What is expected: Filter the data for lines with the word "ylabel", then copy every line so identified.

Material to process:
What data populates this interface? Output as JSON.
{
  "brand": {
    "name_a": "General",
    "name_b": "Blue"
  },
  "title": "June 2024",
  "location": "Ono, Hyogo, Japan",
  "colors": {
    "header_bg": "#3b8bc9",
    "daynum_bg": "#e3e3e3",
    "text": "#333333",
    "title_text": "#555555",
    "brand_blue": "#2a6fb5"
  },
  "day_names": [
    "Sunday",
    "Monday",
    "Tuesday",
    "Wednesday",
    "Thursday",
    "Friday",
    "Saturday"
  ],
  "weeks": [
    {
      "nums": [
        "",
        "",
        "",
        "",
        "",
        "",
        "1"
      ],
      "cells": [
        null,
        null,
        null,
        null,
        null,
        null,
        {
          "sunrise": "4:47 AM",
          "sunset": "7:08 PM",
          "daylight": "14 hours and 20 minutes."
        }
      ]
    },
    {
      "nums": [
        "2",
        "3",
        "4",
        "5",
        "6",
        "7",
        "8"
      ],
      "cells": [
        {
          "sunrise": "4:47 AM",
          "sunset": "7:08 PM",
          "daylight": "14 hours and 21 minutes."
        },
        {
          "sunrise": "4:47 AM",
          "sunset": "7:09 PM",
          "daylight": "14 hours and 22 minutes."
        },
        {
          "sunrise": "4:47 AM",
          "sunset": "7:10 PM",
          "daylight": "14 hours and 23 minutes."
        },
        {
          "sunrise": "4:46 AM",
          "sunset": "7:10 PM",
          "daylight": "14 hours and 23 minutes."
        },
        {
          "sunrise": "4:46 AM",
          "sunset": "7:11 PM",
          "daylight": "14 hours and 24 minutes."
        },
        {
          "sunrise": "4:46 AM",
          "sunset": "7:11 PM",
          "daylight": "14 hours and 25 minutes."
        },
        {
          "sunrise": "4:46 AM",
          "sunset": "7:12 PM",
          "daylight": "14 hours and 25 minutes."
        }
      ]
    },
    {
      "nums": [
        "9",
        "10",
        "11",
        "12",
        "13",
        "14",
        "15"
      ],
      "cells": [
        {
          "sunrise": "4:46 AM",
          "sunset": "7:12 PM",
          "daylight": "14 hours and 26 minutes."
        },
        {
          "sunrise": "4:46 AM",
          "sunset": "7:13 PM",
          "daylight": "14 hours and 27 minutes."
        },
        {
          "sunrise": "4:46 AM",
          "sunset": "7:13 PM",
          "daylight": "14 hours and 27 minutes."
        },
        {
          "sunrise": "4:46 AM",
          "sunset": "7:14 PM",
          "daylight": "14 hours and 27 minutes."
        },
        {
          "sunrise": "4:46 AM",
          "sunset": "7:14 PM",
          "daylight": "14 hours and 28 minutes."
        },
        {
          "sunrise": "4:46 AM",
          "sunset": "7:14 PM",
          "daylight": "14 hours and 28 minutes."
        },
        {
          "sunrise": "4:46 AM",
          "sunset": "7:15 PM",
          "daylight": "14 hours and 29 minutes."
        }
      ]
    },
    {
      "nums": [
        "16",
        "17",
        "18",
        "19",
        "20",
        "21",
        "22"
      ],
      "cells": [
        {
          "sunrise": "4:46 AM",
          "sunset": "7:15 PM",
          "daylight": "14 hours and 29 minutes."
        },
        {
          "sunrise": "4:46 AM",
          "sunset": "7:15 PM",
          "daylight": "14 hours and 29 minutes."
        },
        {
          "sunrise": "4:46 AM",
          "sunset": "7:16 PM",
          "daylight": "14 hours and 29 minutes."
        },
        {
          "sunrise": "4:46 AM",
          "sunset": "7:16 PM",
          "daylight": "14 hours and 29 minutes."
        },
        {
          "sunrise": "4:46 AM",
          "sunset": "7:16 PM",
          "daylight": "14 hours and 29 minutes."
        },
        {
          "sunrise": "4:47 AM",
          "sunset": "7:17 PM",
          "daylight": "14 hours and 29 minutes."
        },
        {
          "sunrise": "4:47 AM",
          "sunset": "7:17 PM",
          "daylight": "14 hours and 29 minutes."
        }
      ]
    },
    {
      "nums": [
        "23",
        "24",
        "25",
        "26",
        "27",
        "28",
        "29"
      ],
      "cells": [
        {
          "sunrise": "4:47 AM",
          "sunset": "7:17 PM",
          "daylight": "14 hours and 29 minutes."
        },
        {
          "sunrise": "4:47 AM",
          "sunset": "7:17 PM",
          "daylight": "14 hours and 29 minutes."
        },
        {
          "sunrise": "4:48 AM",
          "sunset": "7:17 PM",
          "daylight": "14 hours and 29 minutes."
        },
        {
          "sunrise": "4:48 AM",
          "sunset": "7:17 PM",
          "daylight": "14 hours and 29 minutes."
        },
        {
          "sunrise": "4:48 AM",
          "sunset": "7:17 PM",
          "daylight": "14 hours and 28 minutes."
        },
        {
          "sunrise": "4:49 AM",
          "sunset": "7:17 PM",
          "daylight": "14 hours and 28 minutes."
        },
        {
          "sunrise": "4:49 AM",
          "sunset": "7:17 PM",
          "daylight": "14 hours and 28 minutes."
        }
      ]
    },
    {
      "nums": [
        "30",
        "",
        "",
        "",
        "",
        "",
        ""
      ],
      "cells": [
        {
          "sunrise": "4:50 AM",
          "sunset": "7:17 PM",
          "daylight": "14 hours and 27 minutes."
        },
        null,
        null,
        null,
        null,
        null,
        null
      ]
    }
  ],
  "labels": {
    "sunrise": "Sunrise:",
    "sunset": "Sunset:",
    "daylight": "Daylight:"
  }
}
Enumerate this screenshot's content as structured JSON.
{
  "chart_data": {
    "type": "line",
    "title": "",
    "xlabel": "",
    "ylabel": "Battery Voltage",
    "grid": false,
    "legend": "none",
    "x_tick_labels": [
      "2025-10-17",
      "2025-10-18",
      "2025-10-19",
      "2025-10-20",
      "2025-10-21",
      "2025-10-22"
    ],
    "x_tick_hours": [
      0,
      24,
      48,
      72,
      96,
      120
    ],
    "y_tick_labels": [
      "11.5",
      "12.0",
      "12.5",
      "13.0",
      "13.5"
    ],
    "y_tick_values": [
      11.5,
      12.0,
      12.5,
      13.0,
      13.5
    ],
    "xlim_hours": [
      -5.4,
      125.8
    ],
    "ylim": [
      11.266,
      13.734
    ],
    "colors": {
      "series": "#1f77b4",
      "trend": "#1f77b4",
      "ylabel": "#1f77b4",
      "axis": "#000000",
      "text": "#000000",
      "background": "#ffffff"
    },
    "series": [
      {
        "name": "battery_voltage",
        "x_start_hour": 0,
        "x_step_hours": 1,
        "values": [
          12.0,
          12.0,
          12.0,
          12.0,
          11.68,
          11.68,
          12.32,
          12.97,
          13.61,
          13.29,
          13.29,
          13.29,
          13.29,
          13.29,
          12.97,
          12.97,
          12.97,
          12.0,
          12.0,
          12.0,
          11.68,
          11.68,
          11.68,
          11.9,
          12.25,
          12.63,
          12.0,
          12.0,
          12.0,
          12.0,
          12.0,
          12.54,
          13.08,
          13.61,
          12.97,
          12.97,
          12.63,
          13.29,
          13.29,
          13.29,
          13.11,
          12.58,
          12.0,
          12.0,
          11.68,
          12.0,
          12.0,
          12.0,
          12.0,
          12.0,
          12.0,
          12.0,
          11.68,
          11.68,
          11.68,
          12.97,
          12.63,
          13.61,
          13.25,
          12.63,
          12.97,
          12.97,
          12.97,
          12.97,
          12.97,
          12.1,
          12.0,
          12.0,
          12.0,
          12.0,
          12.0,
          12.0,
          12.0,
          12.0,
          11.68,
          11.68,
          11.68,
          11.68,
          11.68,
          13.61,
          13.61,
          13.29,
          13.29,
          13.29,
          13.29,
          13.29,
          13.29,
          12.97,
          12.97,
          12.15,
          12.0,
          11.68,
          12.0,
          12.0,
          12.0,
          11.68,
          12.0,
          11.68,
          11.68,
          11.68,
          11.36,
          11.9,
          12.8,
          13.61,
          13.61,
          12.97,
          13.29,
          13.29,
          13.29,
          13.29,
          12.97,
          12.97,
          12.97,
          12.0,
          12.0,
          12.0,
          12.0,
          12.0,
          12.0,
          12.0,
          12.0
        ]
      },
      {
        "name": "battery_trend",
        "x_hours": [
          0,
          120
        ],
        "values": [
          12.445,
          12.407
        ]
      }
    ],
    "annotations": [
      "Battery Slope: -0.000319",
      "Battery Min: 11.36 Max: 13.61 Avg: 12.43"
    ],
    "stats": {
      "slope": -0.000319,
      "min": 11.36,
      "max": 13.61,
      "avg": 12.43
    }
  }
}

Solution:
    "ylabel": "Battery Voltage",
      "ylabel": "#1f77b4",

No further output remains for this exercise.